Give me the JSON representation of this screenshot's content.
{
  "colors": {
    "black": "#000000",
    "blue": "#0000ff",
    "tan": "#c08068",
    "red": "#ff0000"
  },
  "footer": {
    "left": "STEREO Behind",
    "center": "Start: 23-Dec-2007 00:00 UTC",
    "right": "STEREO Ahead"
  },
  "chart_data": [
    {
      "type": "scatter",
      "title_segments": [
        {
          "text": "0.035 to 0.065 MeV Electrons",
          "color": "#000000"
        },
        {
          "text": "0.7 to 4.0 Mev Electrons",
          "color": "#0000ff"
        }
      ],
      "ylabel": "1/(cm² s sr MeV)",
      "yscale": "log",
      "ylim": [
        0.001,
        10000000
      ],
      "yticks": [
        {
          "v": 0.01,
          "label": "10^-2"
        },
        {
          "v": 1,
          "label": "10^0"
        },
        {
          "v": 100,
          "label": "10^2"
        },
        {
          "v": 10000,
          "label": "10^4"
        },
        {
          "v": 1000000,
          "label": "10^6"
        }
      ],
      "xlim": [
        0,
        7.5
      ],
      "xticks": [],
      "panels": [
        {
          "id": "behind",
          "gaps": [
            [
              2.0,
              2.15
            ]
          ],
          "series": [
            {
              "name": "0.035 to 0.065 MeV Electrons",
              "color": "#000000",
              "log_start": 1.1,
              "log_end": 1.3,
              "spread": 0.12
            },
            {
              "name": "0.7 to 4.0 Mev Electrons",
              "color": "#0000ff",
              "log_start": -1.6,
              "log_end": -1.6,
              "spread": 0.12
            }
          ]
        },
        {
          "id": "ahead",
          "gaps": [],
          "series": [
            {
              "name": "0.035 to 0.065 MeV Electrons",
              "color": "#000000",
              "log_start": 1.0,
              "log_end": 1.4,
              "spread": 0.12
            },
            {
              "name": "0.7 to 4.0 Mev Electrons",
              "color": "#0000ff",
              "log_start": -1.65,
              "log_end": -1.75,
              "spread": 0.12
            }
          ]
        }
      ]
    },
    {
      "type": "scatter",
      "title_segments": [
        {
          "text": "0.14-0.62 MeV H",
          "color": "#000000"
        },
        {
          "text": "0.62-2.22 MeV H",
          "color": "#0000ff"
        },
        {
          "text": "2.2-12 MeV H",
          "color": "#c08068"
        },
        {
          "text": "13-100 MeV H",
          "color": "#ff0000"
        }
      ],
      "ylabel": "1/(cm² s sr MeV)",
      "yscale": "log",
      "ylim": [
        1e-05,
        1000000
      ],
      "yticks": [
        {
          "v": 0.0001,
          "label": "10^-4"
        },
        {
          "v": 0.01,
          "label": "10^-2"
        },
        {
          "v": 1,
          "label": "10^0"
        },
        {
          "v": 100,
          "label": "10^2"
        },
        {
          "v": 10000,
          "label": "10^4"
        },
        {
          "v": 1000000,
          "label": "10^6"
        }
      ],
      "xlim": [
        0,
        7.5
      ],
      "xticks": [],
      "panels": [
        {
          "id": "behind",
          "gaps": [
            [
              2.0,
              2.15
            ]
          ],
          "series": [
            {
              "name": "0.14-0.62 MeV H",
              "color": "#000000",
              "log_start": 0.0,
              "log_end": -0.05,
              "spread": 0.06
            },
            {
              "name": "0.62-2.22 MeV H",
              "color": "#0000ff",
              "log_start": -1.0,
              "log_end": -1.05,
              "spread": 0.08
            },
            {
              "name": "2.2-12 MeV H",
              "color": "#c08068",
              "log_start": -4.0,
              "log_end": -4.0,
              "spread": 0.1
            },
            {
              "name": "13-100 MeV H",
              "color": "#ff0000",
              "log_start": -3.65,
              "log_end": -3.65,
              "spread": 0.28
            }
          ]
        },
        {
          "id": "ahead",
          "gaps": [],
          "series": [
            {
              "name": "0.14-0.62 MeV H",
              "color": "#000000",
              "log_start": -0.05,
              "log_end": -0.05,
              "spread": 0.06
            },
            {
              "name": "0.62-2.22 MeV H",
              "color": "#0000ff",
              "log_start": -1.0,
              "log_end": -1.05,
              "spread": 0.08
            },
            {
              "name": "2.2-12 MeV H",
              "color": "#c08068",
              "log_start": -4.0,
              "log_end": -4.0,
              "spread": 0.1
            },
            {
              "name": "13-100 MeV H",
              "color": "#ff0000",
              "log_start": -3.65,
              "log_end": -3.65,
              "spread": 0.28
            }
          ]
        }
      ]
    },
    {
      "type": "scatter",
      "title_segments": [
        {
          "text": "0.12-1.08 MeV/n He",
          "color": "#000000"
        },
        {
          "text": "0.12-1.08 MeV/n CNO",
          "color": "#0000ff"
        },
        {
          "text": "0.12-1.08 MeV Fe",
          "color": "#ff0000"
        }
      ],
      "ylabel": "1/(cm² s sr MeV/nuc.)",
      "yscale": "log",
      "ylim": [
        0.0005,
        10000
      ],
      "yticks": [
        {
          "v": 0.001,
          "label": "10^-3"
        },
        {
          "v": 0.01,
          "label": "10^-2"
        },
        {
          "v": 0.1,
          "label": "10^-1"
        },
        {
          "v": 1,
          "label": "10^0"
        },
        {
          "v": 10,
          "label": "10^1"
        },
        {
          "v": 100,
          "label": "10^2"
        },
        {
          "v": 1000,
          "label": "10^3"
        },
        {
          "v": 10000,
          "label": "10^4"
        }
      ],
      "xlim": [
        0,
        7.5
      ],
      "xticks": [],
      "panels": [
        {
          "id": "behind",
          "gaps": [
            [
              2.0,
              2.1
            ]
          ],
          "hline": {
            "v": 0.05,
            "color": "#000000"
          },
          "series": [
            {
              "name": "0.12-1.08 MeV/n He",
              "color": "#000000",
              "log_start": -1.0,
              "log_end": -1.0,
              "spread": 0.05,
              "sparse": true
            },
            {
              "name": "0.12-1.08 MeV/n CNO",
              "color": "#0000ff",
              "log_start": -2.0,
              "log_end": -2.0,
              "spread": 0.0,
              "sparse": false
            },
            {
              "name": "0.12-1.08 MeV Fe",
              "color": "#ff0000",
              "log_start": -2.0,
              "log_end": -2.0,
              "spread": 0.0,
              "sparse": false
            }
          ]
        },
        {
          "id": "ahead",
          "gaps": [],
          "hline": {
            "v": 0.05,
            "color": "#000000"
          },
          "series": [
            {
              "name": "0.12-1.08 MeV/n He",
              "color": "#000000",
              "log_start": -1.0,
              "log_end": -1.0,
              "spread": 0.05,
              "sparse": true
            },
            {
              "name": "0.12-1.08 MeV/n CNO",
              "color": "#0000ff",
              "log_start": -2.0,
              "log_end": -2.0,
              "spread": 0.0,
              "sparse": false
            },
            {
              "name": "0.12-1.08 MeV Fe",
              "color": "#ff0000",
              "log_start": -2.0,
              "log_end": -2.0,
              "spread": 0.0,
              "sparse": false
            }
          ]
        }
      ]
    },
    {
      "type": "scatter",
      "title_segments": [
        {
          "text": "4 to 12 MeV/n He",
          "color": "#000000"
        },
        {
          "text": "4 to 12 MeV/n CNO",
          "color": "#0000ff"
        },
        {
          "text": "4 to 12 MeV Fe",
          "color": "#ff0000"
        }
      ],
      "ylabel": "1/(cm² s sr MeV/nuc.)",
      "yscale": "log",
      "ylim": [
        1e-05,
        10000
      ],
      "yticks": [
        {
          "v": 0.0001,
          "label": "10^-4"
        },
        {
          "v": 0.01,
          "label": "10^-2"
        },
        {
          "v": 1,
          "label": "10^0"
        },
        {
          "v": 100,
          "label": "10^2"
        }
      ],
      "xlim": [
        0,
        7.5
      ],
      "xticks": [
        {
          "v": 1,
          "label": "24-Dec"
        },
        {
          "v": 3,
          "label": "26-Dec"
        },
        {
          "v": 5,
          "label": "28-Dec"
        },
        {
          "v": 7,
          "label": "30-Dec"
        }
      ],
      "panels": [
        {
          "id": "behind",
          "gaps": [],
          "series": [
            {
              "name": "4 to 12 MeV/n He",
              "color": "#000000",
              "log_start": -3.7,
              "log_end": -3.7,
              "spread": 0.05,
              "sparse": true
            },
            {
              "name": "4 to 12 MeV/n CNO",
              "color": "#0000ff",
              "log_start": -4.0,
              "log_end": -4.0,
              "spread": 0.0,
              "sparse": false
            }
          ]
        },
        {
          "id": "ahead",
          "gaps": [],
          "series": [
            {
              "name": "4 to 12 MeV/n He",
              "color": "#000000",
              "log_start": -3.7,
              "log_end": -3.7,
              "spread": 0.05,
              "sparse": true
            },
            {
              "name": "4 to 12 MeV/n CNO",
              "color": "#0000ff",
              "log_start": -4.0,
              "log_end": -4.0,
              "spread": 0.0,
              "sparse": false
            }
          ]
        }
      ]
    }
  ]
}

============

Gather up the lines containing the word "text" from these records and copy them.

          "text": "0.035 to 0.065 MeV Electrons",
          "text": "0.7 to 4.0 Mev Electrons",
          "text": "0.14-0.62 MeV H",
          "text": "0.62-2.22 MeV H",
          "text": "2.2-12 MeV H",
          "text": "13-100 MeV H",
          "text": "0.12-1.08 MeV/n He",
          "text": "0.12-1.08 MeV/n CNO",
          "text": "0.12-1.08 MeV Fe",
          "text": "4 to 12 MeV/n He",
          "text": "4 to 12 MeV/n CNO",
          "text": "4 to 12 MeV Fe",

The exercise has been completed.